◆ **Source**:
(begin)
Easy sensitivity analyisis when matched sampling is not necessary done with `Matching` package.

Although there are several R packages that implement different matched sampling algorithms, there is no packages that interacts universally with these matching package to implement sensitivity to hidden bias analysis. Currently to perform sensitivity analysis to hidden bias using objects from some matching packages such MatchiIt or designmatch can be time consuming and complicated depending on ones confort with R programming. The rbounds package which is commonly used to perfom sensitivity analysis currently accepts objects from Matching package only. This package gives the user the freedom to perform sensitivity analysis using output from any matching package by simply passing the object to a dedicated function of this package.

Sensitivity analysis for matched sets from any package.

Unlike rbounds which implements sensitivity analysis for matched pairs only, this package contains functions which accept objects from various matching packages in case matched sets rather than matched pair are desirable for a given design. Specific functions in this package transforms and performs sensitivity analysis using these objects from different matching packages. Using this package can save time required to transform objects from matching packages into valid inputs for sensitivitymv or sensitivitymw, the two packages that perform sensitivity analysis for matched sets.
(end)
◆ **Aim of the task**: Continue the write-up on sensitivity analysis for R matching packages, picking up right after its last sentence.

◆ **Data shown**:
(begin)
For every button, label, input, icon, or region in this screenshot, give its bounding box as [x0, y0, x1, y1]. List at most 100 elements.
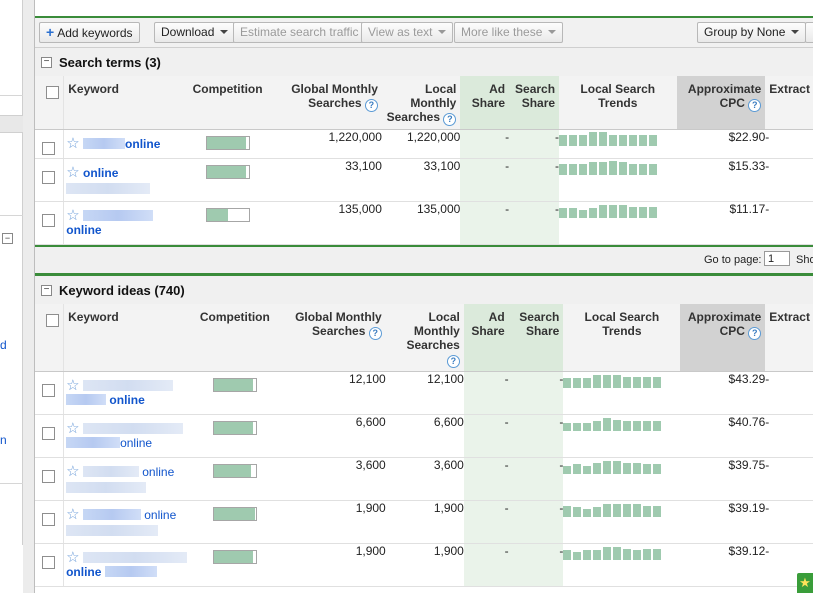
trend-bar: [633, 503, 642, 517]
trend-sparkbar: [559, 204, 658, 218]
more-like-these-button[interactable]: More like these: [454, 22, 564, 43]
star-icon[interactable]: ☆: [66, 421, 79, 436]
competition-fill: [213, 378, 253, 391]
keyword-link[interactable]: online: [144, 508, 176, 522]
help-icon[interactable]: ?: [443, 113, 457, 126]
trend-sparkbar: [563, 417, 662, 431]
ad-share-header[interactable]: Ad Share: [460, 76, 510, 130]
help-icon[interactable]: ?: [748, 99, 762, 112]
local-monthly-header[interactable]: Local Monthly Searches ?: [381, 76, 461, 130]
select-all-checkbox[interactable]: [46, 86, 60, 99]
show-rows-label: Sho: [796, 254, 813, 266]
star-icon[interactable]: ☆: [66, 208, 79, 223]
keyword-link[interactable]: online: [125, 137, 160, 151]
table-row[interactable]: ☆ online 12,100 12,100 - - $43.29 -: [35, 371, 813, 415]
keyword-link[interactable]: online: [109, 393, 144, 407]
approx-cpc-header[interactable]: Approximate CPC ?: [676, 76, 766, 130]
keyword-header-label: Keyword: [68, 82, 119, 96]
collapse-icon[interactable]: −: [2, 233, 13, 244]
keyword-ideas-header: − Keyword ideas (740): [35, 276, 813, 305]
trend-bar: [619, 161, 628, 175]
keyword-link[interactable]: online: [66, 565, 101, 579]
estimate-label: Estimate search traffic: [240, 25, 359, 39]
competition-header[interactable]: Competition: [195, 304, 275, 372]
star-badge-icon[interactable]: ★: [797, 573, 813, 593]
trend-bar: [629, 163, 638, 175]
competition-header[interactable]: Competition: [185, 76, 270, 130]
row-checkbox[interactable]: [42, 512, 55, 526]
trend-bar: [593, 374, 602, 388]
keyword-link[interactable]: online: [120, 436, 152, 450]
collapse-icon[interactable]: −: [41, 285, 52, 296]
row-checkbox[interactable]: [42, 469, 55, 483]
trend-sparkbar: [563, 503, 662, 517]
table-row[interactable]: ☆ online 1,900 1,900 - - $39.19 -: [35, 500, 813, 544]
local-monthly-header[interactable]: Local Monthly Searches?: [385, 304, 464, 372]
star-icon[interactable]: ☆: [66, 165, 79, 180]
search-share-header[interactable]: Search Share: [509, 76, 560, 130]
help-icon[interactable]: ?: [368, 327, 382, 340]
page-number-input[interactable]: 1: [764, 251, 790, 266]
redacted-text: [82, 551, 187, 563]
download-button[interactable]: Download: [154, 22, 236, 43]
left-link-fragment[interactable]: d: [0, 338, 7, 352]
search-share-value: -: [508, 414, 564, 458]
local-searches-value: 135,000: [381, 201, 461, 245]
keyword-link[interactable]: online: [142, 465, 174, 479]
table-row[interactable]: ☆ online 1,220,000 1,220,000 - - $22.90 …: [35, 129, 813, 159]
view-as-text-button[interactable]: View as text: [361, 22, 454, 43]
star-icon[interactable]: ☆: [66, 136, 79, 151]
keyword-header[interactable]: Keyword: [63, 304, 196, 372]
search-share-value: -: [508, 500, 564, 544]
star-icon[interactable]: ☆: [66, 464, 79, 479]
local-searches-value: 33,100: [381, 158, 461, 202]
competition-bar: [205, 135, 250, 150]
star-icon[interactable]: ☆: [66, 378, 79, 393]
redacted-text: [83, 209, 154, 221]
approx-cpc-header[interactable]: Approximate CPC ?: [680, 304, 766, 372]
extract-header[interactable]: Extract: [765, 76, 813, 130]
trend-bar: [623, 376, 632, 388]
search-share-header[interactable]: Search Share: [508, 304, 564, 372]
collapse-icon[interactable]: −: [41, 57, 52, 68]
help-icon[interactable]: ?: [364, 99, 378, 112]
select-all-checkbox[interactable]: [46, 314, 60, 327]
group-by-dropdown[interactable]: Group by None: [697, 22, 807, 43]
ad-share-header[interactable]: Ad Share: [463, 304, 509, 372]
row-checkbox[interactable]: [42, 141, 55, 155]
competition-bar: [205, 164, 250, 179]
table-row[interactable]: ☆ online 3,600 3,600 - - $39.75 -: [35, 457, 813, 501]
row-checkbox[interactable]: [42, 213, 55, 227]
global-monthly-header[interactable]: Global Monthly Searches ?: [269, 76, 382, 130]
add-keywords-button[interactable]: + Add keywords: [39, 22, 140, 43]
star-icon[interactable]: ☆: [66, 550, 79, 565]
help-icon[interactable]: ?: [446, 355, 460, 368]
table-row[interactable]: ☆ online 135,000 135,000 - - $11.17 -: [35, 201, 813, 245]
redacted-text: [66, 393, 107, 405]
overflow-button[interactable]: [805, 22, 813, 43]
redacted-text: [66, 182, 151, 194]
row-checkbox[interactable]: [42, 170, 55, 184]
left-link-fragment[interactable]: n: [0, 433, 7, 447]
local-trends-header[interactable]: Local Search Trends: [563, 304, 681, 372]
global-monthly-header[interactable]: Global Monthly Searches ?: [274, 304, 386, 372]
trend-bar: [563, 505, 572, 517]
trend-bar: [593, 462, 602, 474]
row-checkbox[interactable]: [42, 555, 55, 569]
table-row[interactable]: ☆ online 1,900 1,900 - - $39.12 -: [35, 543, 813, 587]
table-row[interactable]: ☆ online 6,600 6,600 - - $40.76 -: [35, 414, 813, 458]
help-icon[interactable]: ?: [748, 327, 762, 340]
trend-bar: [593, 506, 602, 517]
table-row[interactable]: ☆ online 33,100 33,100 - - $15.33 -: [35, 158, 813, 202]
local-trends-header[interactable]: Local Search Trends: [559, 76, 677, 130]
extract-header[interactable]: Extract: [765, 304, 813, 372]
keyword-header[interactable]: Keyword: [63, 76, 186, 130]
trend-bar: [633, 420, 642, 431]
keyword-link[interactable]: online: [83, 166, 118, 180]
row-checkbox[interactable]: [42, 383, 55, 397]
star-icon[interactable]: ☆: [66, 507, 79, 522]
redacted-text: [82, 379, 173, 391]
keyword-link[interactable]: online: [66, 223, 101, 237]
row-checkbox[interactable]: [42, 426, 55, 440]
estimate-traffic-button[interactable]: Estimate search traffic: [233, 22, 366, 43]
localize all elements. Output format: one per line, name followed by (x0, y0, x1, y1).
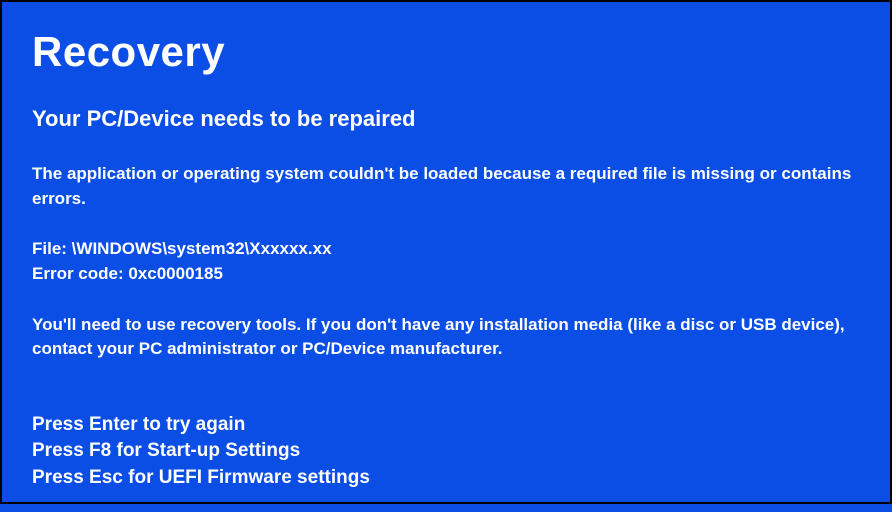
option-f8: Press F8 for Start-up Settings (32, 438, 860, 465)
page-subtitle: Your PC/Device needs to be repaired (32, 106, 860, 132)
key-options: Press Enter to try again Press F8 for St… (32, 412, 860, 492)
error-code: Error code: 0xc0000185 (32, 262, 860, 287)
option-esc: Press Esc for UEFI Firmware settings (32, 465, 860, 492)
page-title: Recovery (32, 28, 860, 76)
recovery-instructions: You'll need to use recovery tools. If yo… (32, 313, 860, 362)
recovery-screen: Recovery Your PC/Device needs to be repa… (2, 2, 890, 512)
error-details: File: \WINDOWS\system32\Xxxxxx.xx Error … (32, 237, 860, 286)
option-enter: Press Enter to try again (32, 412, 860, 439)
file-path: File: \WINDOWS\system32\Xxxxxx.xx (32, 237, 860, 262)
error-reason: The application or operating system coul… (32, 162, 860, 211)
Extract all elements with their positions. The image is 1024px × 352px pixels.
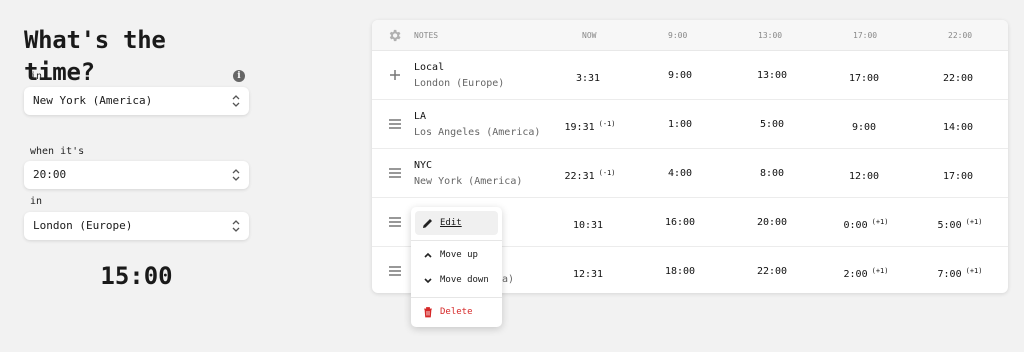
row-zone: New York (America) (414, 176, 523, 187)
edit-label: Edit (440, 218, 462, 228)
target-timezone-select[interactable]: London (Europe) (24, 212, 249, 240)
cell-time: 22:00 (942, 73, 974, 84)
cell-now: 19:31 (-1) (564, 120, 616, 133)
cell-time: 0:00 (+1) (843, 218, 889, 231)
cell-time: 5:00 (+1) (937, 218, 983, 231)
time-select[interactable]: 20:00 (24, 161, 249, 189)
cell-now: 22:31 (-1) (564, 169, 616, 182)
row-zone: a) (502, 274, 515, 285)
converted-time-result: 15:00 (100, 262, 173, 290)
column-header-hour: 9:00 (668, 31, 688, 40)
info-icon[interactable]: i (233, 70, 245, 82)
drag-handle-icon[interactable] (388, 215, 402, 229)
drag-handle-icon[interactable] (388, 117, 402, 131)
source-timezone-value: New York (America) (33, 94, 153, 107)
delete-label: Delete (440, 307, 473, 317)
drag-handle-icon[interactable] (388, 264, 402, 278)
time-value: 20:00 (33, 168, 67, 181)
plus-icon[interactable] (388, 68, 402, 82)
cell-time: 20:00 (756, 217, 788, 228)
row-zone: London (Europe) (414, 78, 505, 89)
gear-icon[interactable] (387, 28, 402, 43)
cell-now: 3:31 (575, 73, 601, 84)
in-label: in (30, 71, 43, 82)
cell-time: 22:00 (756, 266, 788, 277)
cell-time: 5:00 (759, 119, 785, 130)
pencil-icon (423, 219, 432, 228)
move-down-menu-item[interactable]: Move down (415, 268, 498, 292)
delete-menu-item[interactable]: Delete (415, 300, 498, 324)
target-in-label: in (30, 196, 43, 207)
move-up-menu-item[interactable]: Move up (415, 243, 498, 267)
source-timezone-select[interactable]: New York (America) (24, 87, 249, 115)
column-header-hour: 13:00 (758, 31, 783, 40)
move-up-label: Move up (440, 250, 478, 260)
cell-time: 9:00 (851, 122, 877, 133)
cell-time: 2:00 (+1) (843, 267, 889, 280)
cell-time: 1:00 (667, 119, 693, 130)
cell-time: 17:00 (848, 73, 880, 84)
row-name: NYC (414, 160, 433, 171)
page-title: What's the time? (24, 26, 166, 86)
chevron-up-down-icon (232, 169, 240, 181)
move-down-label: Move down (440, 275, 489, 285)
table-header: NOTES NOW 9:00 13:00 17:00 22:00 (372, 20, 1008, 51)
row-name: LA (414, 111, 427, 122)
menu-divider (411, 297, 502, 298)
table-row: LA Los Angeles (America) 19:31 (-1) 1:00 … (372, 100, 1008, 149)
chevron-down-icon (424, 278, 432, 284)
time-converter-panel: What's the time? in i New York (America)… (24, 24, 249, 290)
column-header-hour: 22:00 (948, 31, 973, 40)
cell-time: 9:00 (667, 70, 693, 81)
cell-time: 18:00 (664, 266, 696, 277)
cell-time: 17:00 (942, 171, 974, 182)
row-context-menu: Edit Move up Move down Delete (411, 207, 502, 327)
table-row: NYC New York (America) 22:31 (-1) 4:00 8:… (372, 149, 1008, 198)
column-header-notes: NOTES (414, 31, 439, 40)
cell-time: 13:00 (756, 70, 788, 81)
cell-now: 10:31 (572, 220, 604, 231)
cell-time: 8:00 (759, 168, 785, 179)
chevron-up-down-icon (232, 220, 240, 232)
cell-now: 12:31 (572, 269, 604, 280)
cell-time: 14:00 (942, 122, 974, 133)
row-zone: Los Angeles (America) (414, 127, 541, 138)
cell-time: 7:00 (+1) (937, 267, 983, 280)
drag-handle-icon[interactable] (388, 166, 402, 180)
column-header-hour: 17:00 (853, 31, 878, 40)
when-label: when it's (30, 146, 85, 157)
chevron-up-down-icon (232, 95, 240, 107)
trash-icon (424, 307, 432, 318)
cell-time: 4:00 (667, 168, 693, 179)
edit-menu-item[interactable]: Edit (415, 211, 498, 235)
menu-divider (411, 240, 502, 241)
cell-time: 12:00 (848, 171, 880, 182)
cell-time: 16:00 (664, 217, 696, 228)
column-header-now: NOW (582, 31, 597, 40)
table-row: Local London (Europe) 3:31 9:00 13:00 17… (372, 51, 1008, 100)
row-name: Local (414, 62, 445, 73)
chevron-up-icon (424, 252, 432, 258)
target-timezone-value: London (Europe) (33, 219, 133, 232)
(end)
◆ **The output**:
Balance and Sensitivity Analysis Plots.

Most matching packages contain plots and tables useful in judging quality of matches obtained after matching, the most common being the love plot (Thomas Love). This package adds to these tools by providing sensitivity analysis plots(Rosenbaum ,2013) and plots to assess balance recommendations advocated by Rubin. These plots are meant to help visualize and interpret findings.

Using the package.

This package contains four main functions, ds_function , pens2(), binarysens2, t2event(),rubinrules(). Other auxilliary functions in the package include ampPlot() and eda(). In the sections that follow , a detailed description of how each fucntion can be used is given. It is important to note that this package does not replace the highly sophisticated matching and sensitivity tools in the packages described above. What it seeks to accomplish is to bridge the most common matching packages to various sensitivity packages where such connections do not exist and would require more work on the part of the analyst. Currently this package is housed on github therefore to install it use the following code:

library(devtools)
devtools::install_github("Ngendahimana/SensitivityR5")
library(SensitivityR5)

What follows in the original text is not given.